Testo di lettura
· · · · ·
Il 7 gennaio 1912 nasceva Giorgio Caproni, il "poeta del sole, della luce e del mare", ecco una raccolta delle sue poesie più belle.

Il 7 Gennaio 1912 nasceva Giorgio Caproni, uno dei più grandi poeti italiani del Novecento. Carlo Bo, uno dei suoi primi critici, lo definì il “Poeta del sole, della luce e del mare”.

I temi portanti della poetica di Giorgio Caproni sono: la madre, rievocata e ricordata in molte poesie; Genova, considerata la sua “città dell’anima”; il viaggio, un viaggio allegorico alla scoperta della vita.

In occasione del suo anniversario della sua nascita, ecco una raccolta delle poesie più belle.

Generalizzando, Giorgio Caproni

Tutti riceviamo un dono.
Poi, non ricordiamo più
né da chi né che sia.
Soltanto ne conserviamo
– pungente e senza condono –
la spina della nostalgia.

(da Res Amissa, Milano, Garzanti 1991)

Sassate, Giorgio Caproni

Ho provato a parlare.
Forse, ignoro la lingua.
Tutte frasi sbagliate.
Le risposte: sassate.

Alba, Giorgio Caproni

Amore mio, nei vapori d’un bar
all’alba, amore mio che inverno
lungo e che brivido attenderti! Qua
dove il marmo nel sangue è gelo, e sa
di rinfresco anche l’occhio, ora nell’ermo
rumore oltre la brina io quale tram
odo, che apre e richiude in eterno
le deserte sue porte?… Amore, io ho fermo
il polso: e se il bicchiere entro il fragore
sottile ha un tremitìo tra i denti, è forse
di tali ruote un’eco. Ma tu, amore,
non dormi, ora che in vece la tua già il sole
sgorga, non dirmi che da quelle porte
qui, col tuo passo, già attendo la morte.
· · · · ·
Da fare
[1] Quale città, secondo il testo su Giorgio Caproni, era considerata dal poeta la sua “città dell’anima”?
[2] Prosegui il testo su Giorgio Caproni a partire dalla sua ultima riga.
Le voci riportate qui sono materiale separato dal testo su Giorgio Caproni.

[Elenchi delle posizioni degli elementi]
· · · · ·
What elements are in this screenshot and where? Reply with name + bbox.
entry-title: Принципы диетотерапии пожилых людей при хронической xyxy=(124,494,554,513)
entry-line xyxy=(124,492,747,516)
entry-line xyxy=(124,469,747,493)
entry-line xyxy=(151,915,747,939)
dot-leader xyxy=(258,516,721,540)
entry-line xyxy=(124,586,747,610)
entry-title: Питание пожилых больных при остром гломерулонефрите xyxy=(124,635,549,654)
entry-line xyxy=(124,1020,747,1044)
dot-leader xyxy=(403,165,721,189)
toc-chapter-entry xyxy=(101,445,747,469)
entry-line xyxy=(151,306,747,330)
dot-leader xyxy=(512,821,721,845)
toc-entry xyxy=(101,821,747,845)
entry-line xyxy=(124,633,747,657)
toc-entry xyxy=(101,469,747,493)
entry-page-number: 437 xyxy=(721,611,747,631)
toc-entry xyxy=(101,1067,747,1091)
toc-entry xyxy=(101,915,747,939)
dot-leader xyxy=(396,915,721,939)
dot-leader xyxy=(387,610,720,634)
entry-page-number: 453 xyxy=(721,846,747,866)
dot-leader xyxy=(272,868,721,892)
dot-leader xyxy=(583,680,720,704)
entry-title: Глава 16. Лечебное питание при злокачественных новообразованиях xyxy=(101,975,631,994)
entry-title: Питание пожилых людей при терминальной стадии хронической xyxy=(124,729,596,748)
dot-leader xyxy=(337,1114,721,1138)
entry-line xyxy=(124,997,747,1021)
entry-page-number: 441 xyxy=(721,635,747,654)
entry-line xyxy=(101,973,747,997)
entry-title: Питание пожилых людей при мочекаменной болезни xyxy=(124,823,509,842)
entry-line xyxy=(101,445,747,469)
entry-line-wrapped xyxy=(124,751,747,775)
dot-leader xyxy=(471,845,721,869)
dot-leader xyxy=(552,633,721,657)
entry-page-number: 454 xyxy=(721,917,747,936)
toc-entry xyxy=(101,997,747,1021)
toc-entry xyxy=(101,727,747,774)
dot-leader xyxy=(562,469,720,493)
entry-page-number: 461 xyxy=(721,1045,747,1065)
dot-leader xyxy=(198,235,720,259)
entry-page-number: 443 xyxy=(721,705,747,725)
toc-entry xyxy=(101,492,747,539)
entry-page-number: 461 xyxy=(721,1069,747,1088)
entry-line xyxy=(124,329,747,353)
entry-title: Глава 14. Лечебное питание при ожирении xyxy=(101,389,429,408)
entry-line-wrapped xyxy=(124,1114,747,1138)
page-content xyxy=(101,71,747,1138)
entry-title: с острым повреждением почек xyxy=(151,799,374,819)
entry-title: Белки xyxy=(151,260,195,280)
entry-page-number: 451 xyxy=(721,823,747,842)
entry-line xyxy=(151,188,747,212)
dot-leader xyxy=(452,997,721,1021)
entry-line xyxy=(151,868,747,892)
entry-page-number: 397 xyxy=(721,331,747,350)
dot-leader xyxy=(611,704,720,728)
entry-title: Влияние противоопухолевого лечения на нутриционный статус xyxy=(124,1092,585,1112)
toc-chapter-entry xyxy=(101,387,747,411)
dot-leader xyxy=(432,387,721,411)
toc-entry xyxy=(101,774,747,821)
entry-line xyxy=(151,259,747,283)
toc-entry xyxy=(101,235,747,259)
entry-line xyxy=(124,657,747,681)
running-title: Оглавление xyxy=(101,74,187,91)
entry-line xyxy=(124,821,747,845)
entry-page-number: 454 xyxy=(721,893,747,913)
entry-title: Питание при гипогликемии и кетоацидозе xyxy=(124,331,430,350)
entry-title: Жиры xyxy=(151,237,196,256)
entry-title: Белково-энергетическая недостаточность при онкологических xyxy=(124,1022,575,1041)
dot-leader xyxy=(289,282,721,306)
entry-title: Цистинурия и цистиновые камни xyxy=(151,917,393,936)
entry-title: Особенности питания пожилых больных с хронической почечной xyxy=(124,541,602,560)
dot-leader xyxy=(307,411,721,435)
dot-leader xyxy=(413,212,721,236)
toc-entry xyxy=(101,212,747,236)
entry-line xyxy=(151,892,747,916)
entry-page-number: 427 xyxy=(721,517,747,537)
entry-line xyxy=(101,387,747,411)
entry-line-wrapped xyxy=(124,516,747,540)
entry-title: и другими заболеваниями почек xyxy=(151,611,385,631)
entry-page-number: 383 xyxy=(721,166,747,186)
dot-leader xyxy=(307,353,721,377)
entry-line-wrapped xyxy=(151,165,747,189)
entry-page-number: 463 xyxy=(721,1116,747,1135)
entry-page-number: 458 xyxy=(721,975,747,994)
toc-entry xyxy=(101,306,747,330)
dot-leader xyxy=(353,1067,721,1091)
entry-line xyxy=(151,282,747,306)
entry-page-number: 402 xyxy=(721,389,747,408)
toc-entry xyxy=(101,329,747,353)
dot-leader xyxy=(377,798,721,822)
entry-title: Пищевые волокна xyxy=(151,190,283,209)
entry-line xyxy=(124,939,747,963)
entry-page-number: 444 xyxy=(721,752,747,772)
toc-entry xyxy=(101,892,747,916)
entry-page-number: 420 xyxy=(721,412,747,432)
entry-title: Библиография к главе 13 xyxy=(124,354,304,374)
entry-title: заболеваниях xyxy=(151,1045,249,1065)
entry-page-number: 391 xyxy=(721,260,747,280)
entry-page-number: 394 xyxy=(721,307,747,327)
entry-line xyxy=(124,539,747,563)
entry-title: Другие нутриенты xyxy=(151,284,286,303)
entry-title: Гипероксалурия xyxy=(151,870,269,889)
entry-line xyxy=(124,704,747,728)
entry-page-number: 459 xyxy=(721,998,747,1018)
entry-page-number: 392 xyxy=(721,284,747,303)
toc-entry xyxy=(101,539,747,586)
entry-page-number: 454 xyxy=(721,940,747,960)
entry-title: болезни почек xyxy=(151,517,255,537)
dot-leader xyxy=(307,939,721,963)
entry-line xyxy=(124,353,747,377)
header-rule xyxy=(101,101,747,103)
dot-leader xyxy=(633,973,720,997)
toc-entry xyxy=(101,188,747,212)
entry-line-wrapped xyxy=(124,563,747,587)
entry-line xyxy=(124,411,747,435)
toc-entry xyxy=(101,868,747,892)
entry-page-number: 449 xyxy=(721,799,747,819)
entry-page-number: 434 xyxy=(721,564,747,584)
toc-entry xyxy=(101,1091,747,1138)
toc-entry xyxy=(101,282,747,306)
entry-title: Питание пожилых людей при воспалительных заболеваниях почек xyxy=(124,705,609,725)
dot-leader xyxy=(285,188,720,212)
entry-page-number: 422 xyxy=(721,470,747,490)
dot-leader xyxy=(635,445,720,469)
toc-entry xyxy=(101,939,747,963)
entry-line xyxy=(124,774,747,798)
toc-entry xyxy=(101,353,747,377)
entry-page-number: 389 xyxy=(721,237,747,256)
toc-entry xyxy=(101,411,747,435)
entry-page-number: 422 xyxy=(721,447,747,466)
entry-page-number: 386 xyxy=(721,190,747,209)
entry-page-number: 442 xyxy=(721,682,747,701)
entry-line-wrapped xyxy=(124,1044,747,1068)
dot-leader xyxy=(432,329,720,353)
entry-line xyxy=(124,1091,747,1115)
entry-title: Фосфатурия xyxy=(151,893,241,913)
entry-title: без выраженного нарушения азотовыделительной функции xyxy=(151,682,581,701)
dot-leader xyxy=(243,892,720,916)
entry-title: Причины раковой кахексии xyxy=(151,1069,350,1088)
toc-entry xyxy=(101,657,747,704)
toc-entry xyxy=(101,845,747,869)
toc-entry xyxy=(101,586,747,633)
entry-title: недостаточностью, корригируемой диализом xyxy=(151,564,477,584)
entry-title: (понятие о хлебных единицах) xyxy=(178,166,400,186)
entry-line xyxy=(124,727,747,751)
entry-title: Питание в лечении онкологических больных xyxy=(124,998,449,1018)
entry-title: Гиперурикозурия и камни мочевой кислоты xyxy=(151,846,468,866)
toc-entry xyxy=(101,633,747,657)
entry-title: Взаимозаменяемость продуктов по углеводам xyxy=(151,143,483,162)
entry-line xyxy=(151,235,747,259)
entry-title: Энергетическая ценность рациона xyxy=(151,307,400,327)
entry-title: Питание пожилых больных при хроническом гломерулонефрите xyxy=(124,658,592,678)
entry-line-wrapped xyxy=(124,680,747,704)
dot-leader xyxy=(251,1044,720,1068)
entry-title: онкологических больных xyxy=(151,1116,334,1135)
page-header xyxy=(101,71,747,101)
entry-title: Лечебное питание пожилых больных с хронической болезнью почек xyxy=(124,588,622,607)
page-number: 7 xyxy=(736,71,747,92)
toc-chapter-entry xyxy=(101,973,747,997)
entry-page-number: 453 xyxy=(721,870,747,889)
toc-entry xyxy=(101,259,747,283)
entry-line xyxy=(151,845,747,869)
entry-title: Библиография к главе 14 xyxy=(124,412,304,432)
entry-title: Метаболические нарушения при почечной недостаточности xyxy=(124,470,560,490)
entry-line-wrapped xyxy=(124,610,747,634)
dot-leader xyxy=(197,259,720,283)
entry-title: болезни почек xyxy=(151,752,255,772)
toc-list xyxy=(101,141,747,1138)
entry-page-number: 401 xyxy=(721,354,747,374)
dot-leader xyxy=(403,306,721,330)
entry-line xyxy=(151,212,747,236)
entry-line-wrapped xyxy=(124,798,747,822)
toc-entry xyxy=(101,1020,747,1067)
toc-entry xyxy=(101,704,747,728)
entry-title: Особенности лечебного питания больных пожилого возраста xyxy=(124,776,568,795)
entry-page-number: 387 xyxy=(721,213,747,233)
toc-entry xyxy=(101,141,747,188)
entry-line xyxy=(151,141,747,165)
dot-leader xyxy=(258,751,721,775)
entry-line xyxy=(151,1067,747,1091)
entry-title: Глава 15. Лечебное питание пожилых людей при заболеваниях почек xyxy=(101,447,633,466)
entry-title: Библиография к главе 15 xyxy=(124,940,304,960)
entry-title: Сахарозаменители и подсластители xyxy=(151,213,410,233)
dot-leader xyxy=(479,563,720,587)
· · · · ·
Risposte
[1] Genova.

[2]
(da Il«Terzo libro» e altre cose, Torino, Einaudi 1968)

Ricordo, Giorgio Caproni

Ricordo una chiesa antica,
romita,
nell’ora in cui l’aria s’arancia
e si scheggia ogni voce
sotto l’arcata del cielo.

Eri stanca,
e ci sedemmo sopra un gradino
come due mendicanti.

Invece il sangue ferveva
di meraviglia, a vedere
ogni uccello mutarsi in stella
nel cielo.

(da Come un’allegoria (1932-1935), in Giorgio Caproni, L’opera in versi)

Per lei, Giorgio Caproni

Per lei voglio rime chiare,
usuali: in -are.
Rime magari vietate,
ma aperte: ventilate.
Rime coi suoni fini
(di mare) dei suoi orecchini.
O che abbiano, coralline,
le tinte delle sue collanine.
Rime che a distanza
(Annina era cosí schietta)
conservino l’eleganza
povera, ma altrettanto netta.
Rime che non siano labili,
anche se orecchiabili.
Rime non crepuscolari,
ma verdi, elementari.

(da Il seme del piangere, Milano, Garzanti, 1959)

Perché restare, Giorgio Caproni

Chi sia stato il primo, non
è certo. Lo seguì un secondo. Un terzo.
Poi, uno dopo l’altro, tutti han preso la stessa via.
Ora non c’è più nessuno.
La mia
casa è la sola
abitata.
Son vecchio
Che cosa mi trattengo a fare,
quassù, dove tra breve forse
nemmeno ci sarò più io
a farmi compagnia?
Meglio – lo so – è ch’io bada
prima che me ne vada anch’io.
Eppure, non mi risolvo. Resto.
Mi lega l’erba. Il bosco.
Il fiume. Anche se il fiume è appena
un rumore ed un fresco
dietro le foglie.
La sera
siedo su questo sasso, e aspetto.
Aspetto non so che cosa, ma aspetto.
Il sonno. La morte direi, se anch’essa
da un pezzo – già non se ne fosse andata
da questi luoghi.
Aspetto
e ascolto.
(L’acqua,
da quanti milioni d’anni, l’acqua,
ha questo suo stesso suono
sulle sue pietre?)
Mi sento
perso nel tempo.
Fuori
del tempo, forse.
Ma sono
con me stesso. Non voglio
lasciare me stesso uscire
da me stesso come,
dal sotterraneo
il grillotalpa in cerca
d’altro buio.
Il trifoglio
della città è troppo
fitto. Io son già cieco.
Ma qui vedo. Parlo.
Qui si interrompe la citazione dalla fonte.